------ DATASET CONTENT ------
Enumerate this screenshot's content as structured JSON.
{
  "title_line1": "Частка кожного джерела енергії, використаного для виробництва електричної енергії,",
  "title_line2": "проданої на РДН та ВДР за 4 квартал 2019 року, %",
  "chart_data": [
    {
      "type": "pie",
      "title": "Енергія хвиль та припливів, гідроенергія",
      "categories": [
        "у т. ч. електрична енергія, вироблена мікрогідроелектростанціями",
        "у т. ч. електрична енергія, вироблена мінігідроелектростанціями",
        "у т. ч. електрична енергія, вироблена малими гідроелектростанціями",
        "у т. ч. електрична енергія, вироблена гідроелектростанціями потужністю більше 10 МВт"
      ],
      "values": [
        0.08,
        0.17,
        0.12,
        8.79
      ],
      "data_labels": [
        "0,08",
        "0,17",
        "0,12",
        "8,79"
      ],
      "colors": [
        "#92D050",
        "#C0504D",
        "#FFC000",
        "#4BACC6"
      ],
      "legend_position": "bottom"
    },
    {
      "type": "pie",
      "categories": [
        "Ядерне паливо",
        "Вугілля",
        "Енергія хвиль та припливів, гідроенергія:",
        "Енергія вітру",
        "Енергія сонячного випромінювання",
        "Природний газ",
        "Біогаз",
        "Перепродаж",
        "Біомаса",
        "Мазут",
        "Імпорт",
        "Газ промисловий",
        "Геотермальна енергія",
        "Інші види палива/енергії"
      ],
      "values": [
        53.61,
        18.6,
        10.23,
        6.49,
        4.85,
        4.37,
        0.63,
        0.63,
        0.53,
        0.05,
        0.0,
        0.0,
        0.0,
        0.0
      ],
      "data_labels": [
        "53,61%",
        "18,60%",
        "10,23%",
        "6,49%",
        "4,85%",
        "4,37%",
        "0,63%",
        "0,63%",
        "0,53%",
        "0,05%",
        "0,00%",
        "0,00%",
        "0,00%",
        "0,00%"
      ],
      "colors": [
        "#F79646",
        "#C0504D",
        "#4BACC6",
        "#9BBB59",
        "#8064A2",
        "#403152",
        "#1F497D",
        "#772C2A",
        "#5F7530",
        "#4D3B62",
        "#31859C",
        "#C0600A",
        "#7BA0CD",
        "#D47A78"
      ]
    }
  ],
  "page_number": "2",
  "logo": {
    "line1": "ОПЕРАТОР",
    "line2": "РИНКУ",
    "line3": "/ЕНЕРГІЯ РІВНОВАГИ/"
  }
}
------
» TASK PROMPT
Every line above that contains the word "гідроенергія" should be reported.

» REPLY TO THE EXERCISE
      "title": "Енергія хвиль та припливів, гідроенергія",
        "Енергія хвиль та припливів, гідроенергія:",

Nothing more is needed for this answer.